- _Set task a_: According to the DB Query Operator page below, what does the DatabaseQueryResource define? List every item.

-- Start of Source passage --

Konnektr Logo

Core Concepts

Understanding how the Database Query Operator works

This page explains the fundamental concepts behind the DB Query Operator and how it manages Kubernetes resources based on database state.

Architecture Overview

graph TB
    subgraph "PostgreSQL Database"
        A[Application Tables]
    end
    
    subgraph "Kubernetes Cluster"
        C[DB Query Operator]
        D[DatabaseQueryResource CRD]
        E[Managed Resources]
        F[Secret with DB Credentials]
    end
    
    D -->|References| F
    C -->|Watches| D
    C -->|Queries| A
    C -->|Creates/Updates/Deletes| E
    E -->|Status| C
    C -->|Updates Status| A

DatabaseQueryResource (DBQR)

The DatabaseQueryResource is a Custom Resource Definition (CRD) that defines:

  • Database connection details (via Secret reference)
  • SQL query to execute
  • Go template for rendering Kubernetes manifests
  • Reconciliation settings (polling interval, pruning, change detection)

Example Structure

apiVersion: konnektr.io/v1alpha1
kind: DatabaseQueryResource
metadata:
  name: example
spec:
  pollInterval: "1m"              # How often to query
  prune: true                      # Remove stale resources
  database:
    type: postgres
    connectionSecretRef:
      name: db-credentials
  query: "SELECT * FROM resources;" # SQL query
  template: |                      # Go template for manifests
    apiVersion: v1
    kind: ConfigMap
    metadata:
      name: {{ .Row.name }}
    data:
      value: "{{ .Row.value }}"

Reconciliation Loop

The operator runs a continuous reconciliation loop for each DatabaseQueryResource:

1. Query Phase

The operator:

  • Connects to the database using credentials from the referenced Secret
  • Executes the SQL query (supporting multi-statement queries)
  • Retrieves all rows from the result set

2. Template Rendering Phase

For each row returned:

  • The row data is made available as .Row in the template context
  • The Go template is rendered using the Sprig function library
  • The output is parsed as a Kubernetes manifest (YAML or JSON)

3. Resource Management Phase

For each rendered manifest:

  • The operator checks if the resource already exists
  • Compares the desired state with the last applied configuration
  • Uses Server-Side Apply to create or update the resource
  • Adds the konnektr.io/managed-by label for tracking

4. Pruning Phase (if enabled)

-- End of Source passage --
-- Start of The input --

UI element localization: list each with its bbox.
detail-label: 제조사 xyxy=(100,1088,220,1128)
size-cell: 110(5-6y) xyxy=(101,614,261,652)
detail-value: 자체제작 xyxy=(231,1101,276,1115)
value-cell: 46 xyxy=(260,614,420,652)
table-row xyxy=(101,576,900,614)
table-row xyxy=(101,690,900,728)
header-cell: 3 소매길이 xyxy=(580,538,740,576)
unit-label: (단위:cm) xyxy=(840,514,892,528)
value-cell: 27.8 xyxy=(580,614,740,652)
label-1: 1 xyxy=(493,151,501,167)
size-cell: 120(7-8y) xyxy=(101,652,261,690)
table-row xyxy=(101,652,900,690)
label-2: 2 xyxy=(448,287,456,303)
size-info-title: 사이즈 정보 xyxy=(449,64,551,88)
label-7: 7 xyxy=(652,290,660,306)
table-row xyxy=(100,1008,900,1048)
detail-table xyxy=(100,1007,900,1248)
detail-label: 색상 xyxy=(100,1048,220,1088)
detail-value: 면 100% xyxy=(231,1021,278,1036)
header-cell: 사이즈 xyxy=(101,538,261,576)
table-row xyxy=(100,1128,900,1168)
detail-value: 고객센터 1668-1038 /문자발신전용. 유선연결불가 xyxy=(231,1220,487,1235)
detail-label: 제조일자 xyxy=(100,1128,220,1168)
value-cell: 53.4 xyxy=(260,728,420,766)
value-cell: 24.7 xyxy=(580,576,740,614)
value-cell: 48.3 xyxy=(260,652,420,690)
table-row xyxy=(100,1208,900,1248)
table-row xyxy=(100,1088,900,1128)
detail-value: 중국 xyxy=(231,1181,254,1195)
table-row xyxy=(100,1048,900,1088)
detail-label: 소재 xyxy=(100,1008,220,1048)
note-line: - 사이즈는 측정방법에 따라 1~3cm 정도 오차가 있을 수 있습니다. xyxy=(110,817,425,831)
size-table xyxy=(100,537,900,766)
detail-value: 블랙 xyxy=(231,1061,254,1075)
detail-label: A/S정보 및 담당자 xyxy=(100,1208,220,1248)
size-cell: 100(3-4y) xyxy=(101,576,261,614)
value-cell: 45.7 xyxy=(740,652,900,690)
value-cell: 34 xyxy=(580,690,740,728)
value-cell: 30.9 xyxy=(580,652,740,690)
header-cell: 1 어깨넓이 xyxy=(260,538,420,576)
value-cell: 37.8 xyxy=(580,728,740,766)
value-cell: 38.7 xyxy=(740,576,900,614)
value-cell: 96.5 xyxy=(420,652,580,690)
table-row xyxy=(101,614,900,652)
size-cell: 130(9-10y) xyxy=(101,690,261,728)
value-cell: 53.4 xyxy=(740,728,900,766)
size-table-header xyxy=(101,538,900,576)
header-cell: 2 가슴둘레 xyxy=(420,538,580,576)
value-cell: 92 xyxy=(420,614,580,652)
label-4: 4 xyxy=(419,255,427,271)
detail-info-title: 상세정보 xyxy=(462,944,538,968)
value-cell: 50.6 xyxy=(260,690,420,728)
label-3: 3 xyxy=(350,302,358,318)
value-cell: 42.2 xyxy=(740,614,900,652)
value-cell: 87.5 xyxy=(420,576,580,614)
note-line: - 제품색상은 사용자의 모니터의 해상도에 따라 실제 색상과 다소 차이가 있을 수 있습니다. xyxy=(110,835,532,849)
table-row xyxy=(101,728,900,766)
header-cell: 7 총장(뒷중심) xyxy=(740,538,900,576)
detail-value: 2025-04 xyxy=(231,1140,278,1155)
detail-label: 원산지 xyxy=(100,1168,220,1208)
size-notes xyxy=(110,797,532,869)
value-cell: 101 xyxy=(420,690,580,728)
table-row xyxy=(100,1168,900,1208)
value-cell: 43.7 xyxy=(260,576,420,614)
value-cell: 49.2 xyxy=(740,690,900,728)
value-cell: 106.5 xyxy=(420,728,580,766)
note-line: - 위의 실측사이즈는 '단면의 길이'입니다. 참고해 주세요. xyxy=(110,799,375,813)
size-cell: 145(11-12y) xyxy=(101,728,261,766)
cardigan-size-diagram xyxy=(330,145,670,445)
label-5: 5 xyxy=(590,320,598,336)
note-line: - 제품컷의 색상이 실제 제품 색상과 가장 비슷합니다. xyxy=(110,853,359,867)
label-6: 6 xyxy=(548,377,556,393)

-- End of The input --

- _Set task b_: Reproduce verbatim the part of the records that opens with their first line and closes with the line containing "table-row xyxy=(101,652,900,690)".

- _Full solution a_:
- Database connection details (via Secret reference)
- SQL query to execute
- Go template for rendering Kubernetes manifests
- Reconciliation settings (polling interval, pruning, change detection)

- _Full solution b_:
UI element localization: list each with its bbox.
detail-label: 제조사 xyxy=(100,1088,220,1128)
size-cell: 110(5-6y) xyxy=(101,614,261,652)
detail-value: 자체제작 xyxy=(231,1101,276,1115)
value-cell: 46 xyxy=(260,614,420,652)
table-row xyxy=(101,576,900,614)
table-row xyxy=(101,690,900,728)
header-cell: 3 소매길이 xyxy=(580,538,740,576)
unit-label: (단위:cm) xyxy=(840,514,892,528)
value-cell: 27.8 xyxy=(580,614,740,652)
label-1: 1 xyxy=(493,151,501,167)
size-cell: 120(7-8y) xyxy=(101,652,261,690)
table-row xyxy=(101,652,900,690)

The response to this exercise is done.